===== Entries provided

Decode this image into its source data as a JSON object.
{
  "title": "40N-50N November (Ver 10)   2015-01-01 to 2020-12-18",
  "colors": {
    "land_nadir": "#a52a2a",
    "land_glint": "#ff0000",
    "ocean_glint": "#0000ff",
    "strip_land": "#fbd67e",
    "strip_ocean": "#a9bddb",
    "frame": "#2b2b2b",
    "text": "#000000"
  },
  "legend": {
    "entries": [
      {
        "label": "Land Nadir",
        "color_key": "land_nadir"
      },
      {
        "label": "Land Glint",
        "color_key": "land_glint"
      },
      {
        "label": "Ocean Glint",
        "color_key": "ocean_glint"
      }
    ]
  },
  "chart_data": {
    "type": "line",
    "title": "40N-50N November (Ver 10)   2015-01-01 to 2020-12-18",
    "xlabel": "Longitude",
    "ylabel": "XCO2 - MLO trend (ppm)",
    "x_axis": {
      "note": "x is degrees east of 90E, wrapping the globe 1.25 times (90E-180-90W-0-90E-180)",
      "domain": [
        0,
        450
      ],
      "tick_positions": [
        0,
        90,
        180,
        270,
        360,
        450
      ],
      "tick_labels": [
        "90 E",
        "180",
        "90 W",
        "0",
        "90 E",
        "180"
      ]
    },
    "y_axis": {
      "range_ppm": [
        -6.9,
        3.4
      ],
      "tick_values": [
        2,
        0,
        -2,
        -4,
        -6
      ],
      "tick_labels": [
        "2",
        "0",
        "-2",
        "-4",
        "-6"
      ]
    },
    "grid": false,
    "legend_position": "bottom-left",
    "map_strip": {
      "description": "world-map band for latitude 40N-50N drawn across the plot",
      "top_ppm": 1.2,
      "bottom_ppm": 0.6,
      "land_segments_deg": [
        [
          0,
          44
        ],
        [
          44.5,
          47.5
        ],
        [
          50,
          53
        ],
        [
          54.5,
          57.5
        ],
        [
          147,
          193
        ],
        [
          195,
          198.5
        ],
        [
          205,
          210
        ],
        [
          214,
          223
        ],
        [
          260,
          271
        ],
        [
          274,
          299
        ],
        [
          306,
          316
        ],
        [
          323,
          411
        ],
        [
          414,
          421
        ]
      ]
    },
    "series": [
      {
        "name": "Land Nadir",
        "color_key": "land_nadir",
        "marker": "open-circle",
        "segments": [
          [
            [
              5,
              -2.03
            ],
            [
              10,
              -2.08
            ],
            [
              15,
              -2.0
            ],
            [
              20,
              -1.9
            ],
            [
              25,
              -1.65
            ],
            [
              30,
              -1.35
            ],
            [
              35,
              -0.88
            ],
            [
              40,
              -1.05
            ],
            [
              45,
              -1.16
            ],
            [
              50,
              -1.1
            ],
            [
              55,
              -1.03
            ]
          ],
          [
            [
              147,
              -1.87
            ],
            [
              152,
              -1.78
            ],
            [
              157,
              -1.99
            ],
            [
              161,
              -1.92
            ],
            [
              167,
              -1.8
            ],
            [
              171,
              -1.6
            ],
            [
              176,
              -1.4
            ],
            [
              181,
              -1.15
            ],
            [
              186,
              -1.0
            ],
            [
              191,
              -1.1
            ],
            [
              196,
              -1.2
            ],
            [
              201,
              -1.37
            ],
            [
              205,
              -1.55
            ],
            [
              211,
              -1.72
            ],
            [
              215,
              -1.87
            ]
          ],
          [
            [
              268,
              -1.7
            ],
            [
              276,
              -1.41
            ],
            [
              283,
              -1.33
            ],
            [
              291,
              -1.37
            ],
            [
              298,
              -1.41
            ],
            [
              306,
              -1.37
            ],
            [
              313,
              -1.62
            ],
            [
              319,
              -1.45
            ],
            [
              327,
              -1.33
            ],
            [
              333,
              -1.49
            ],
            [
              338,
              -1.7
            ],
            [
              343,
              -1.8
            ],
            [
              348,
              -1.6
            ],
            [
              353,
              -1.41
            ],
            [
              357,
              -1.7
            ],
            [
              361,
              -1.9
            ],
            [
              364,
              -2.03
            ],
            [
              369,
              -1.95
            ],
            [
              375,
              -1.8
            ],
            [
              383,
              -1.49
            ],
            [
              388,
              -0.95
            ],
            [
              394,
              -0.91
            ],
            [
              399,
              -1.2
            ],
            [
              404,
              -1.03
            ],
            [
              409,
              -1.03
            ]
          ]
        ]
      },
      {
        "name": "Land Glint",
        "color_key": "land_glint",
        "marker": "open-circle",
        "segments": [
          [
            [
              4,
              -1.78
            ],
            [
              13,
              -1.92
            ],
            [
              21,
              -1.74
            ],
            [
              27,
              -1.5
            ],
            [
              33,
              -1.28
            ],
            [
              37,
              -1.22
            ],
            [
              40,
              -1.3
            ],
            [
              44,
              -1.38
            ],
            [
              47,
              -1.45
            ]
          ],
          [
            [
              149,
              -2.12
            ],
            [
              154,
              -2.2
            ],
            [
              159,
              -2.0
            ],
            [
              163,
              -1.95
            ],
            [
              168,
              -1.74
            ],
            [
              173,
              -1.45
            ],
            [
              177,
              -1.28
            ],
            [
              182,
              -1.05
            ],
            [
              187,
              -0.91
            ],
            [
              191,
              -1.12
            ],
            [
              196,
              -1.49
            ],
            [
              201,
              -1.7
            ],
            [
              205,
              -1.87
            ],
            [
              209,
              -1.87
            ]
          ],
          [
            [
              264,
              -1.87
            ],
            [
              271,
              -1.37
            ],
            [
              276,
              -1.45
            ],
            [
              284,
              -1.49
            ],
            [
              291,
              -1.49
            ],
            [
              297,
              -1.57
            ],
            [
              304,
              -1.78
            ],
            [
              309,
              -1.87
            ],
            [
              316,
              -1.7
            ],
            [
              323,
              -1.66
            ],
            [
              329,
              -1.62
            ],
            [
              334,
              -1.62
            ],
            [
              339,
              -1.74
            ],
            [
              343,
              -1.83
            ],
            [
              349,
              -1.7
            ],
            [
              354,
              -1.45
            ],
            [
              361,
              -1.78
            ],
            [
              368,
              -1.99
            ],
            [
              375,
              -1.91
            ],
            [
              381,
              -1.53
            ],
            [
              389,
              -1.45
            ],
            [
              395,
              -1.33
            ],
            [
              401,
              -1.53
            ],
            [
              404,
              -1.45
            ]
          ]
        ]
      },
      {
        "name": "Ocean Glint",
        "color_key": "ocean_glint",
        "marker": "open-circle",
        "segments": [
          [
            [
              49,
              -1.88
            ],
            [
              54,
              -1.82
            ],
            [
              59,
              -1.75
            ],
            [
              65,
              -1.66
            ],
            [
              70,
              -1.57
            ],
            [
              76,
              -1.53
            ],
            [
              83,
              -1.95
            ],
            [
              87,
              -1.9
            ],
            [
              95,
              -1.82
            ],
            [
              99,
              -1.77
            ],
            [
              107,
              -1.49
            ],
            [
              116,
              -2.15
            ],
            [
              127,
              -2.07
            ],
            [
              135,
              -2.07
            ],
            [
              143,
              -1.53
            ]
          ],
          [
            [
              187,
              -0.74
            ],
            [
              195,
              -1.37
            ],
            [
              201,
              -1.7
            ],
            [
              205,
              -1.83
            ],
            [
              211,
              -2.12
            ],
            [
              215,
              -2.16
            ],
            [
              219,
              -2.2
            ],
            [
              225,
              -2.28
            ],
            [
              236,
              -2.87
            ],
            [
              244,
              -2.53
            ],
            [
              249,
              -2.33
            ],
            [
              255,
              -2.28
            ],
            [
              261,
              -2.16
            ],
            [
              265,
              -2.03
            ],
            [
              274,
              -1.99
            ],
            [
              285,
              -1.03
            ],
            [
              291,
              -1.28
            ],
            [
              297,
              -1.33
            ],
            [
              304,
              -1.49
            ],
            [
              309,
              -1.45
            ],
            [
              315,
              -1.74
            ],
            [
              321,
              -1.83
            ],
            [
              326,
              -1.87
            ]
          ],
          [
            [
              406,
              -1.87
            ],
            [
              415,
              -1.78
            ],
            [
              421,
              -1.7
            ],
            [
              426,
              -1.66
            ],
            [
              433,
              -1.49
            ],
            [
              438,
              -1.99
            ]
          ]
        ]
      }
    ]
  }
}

==========

- What is expected
Copy every line of the listing that contains the word "November".

- Solution for this exercise
  "title": "40N-50N November (Ver 10)   2015-01-01 to 2020-12-18",
    "title": "40N-50N November (Ver 10)   2015-01-01 to 2020-12-18",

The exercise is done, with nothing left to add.